== The request ==
Transcribe every line exactly and omit anything that is a picture.

== Data shown ==

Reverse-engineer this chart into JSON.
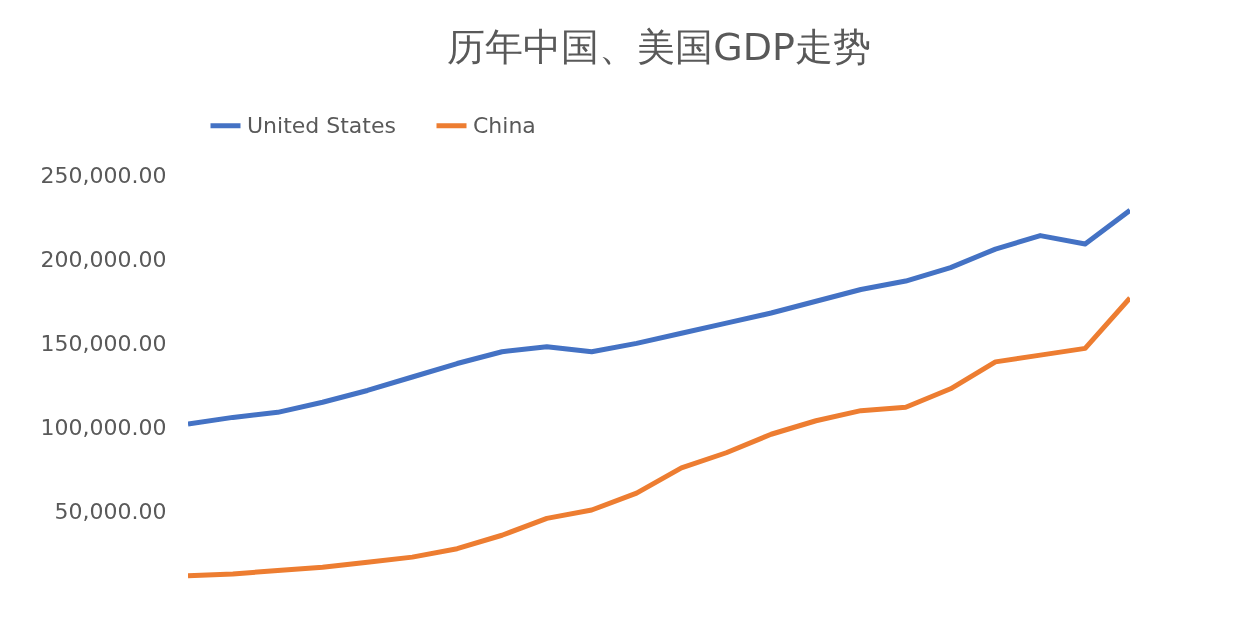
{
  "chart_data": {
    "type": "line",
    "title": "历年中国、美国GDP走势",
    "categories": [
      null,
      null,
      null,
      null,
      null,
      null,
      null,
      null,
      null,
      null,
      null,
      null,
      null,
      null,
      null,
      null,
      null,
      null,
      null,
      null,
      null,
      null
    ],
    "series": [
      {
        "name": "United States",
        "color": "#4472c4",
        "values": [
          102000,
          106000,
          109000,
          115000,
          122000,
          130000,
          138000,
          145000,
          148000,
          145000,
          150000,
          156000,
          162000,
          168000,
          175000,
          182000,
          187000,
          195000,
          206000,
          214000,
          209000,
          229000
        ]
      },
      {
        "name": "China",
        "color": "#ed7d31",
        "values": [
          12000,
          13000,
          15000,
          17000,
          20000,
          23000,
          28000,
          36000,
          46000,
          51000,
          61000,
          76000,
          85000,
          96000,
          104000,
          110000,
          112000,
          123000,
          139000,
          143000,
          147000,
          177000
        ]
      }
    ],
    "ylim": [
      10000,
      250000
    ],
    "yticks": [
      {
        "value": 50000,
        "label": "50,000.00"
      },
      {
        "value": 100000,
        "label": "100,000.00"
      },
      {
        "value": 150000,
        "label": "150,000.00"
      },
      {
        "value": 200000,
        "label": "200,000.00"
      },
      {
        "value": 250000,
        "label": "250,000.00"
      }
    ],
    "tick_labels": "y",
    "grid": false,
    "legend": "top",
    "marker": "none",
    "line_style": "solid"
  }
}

== Response to the task ==
Reverse-engineer this chart into JSON.
{
  "chart_data": {
    "type": "line",
    "title": "历年中国、美国GDP走势",
    "categories": [
      null,
      null,
      null,
      null,
      null,
      null,
      null,
      null,
      null,
      null,
      null,
      null,
      null,
      null,
      null,
      null,
      null,
      null,
      null,
      null,
      null,
      null
    ],
    "series": [
      {
        "name": "United States",
        "color": "#4472c4",
        "values": [
          102000,
          106000,
          109000,
          115000,
          122000,
          130000,
          138000,
          145000,
          148000,
          145000,
          150000,
          156000,
          162000,
          168000,
          175000,
          182000,
          187000,
          195000,
          206000,
          214000,
          209000,
          229000
        ]
      },
      {
        "name": "China",
        "color": "#ed7d31",
        "values": [
          12000,
          13000,
          15000,
          17000,
          20000,
          23000,
          28000,
          36000,
          46000,
          51000,
          61000,
          76000,
          85000,
          96000,
          104000,
          110000,
          112000,
          123000,
          139000,
          143000,
          147000,
          177000
        ]
      }
    ],
    "ylim": [
      10000,
      250000
    ],
    "yticks": [
      {
        "value": 50000,
        "label": "50,000.00"
      },
      {
        "value": 100000,
        "label": "100,000.00"
      },
      {
        "value": 150000,
        "label": "150,000.00"
      },
      {
        "value": 200000,
        "label": "200,000.00"
      },
      {
        "value": 250000,
        "label": "250,000.00"
      }
    ],
    "tick_labels": "y",
    "grid": false,
    "legend": "top",
    "marker": "none",
    "line_style": "solid"
  }
}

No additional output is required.